** start of Information given **
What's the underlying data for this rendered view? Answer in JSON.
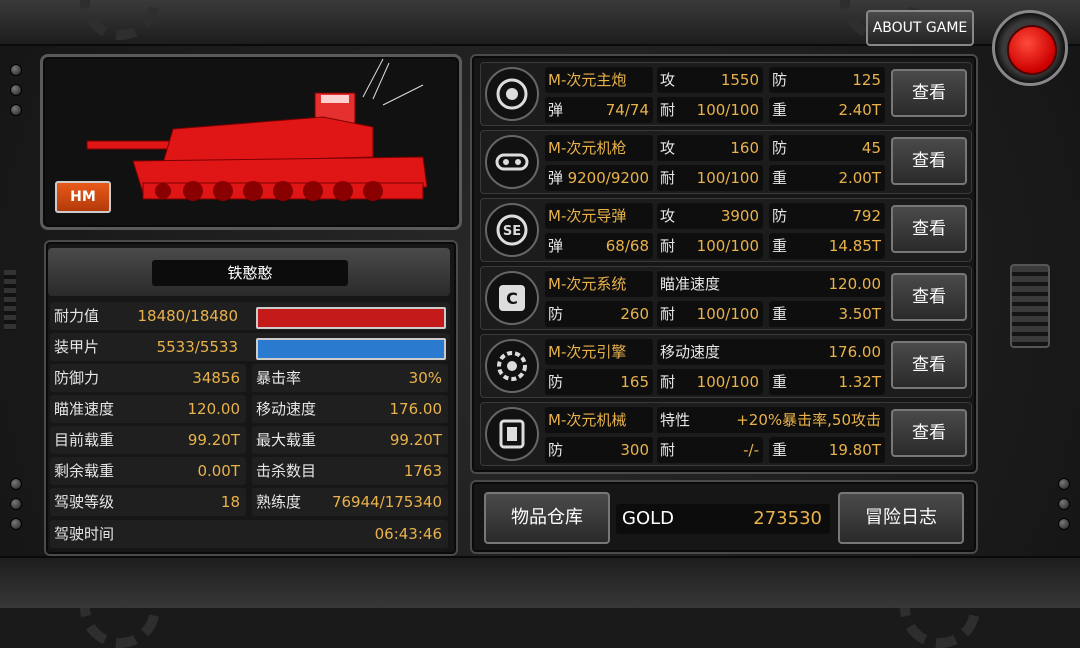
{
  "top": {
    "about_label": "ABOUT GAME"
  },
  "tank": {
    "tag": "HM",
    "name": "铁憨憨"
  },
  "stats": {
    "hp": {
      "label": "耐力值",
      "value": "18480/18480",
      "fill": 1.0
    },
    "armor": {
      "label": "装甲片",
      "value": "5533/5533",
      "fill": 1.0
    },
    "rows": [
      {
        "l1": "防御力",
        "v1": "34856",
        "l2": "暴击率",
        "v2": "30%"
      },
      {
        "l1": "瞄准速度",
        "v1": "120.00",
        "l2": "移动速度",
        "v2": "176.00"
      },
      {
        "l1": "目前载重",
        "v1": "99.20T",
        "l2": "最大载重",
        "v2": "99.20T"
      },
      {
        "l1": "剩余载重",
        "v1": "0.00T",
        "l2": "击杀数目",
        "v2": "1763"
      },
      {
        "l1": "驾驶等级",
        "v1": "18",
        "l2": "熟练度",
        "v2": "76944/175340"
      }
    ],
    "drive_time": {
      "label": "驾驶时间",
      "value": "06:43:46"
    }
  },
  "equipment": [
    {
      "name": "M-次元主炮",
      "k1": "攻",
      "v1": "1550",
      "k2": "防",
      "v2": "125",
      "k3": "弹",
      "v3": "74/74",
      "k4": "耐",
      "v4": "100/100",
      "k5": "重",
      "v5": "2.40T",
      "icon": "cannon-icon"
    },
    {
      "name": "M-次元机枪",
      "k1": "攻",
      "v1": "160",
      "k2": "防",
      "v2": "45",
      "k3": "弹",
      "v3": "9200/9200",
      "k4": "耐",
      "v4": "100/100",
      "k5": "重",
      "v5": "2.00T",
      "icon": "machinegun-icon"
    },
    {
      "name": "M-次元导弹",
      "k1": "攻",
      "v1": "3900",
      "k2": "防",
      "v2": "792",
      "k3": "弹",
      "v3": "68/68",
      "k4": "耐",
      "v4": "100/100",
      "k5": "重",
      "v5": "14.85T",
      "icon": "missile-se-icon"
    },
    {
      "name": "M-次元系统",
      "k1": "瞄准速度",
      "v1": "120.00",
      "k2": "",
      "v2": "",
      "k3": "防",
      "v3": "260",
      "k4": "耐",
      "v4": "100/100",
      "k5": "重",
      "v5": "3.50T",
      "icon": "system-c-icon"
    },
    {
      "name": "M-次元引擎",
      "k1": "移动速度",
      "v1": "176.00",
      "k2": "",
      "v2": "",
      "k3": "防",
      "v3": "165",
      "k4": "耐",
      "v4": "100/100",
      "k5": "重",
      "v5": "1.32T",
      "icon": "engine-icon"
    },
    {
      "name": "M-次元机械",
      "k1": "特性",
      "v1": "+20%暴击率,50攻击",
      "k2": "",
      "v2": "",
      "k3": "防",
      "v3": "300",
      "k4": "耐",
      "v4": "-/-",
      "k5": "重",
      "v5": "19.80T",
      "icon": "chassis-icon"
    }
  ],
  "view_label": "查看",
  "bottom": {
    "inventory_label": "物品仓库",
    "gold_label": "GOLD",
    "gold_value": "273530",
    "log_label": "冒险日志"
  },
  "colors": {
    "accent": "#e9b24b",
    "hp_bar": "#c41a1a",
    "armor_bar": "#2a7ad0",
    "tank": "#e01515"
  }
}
** end of Information given **
_Task statement:_ What is the number of lines above that contain the string "name"? Answer with the number alone.

_Output for this exercise:_ 7